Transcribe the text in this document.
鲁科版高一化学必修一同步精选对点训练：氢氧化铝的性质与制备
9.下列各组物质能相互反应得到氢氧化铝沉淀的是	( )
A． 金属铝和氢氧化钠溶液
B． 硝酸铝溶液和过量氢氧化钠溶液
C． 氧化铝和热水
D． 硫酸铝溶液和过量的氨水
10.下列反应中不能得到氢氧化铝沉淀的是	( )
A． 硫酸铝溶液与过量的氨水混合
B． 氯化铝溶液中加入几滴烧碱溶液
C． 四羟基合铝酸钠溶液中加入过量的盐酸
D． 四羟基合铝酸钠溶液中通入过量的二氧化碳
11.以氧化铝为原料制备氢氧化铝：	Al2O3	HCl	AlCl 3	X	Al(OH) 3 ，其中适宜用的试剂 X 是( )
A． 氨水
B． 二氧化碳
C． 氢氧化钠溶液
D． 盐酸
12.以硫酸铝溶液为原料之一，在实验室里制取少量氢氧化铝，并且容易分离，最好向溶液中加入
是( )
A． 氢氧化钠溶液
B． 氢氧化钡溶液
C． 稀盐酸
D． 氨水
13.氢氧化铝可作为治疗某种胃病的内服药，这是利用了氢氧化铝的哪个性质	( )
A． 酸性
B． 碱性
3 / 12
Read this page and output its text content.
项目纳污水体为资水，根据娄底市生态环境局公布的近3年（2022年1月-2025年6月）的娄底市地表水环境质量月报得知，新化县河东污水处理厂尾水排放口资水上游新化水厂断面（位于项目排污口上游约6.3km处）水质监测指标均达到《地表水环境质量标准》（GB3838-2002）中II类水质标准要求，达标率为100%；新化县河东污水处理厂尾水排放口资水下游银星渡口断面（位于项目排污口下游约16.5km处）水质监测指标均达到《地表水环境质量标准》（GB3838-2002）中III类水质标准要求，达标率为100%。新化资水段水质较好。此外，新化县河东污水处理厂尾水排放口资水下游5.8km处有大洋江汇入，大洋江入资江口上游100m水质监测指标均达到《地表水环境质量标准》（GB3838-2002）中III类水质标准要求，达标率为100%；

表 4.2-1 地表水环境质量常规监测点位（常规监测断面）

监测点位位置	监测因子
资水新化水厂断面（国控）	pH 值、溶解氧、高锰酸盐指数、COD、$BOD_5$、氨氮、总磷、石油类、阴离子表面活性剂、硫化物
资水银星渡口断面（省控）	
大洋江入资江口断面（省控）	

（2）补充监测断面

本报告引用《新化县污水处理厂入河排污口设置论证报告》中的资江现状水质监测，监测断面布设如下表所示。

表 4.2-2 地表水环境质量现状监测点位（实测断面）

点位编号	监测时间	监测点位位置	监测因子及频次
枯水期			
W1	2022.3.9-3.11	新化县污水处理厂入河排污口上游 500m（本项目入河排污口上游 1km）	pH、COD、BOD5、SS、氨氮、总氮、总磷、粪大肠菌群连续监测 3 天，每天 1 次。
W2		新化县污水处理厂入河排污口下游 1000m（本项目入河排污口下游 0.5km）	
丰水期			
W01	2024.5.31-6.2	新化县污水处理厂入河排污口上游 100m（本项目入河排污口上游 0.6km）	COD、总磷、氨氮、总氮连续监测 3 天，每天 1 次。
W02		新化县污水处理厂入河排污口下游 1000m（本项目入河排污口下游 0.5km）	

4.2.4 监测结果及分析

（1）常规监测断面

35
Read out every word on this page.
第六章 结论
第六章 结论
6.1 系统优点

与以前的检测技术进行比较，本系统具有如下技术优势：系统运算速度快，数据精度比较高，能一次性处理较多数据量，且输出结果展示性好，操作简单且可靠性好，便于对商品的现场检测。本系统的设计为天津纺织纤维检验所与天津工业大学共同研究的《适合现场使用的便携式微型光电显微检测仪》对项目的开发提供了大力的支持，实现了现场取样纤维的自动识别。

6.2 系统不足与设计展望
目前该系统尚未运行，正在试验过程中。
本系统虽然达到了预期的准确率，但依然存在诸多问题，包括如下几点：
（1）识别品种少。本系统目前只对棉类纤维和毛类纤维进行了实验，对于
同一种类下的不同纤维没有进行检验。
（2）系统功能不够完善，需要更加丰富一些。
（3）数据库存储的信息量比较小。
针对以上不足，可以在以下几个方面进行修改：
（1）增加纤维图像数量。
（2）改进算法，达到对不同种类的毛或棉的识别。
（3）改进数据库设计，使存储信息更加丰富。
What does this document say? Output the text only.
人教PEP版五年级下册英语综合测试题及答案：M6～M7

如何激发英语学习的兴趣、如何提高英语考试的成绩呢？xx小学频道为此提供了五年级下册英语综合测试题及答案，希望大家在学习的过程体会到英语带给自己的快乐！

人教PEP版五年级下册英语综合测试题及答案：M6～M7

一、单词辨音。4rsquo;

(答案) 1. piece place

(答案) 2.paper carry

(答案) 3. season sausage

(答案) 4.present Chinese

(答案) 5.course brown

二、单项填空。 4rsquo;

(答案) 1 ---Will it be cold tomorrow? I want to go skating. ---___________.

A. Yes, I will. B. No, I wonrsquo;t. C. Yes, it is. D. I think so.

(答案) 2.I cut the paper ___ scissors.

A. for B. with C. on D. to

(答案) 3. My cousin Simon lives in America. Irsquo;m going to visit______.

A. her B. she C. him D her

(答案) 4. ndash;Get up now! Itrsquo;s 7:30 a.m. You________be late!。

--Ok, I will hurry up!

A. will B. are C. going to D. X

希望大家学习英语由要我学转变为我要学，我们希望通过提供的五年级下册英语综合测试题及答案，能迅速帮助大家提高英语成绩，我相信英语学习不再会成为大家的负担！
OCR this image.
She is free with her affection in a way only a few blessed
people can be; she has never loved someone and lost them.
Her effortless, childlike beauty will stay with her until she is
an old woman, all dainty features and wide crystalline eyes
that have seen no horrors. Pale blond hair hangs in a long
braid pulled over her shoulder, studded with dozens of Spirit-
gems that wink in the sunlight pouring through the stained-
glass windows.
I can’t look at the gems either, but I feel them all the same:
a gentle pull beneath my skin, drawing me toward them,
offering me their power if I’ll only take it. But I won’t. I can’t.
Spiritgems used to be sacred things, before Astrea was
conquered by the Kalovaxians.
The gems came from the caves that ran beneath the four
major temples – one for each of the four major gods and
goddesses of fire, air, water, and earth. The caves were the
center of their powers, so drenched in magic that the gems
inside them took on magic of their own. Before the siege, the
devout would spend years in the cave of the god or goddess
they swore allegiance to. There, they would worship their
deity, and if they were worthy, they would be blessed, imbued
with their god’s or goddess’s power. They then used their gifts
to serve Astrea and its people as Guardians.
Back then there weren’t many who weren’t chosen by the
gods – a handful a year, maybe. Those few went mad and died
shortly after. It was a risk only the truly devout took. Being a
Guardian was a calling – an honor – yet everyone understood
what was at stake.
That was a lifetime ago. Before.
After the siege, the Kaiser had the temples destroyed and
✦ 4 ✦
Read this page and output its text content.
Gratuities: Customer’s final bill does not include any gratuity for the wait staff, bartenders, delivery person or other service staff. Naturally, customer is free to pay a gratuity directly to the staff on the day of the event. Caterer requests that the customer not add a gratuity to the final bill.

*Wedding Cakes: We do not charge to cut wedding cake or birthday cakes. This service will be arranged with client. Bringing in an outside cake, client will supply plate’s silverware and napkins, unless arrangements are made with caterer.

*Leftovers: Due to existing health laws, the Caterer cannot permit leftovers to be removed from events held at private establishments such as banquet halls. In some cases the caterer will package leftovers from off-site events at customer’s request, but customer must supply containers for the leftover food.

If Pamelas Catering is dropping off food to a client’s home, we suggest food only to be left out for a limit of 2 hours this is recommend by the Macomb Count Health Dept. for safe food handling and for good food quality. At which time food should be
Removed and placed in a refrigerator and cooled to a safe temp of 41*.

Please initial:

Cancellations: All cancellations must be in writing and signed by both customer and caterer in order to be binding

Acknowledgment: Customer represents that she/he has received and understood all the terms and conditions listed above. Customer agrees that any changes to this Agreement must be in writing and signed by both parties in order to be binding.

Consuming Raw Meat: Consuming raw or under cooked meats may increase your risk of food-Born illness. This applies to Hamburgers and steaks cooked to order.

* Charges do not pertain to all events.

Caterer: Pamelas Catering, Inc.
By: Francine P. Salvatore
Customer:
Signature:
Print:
========
→ GIVEN TASK
Work out how many lines in the records above hold the string "food", then give only that count.

→ TASK RESULT
3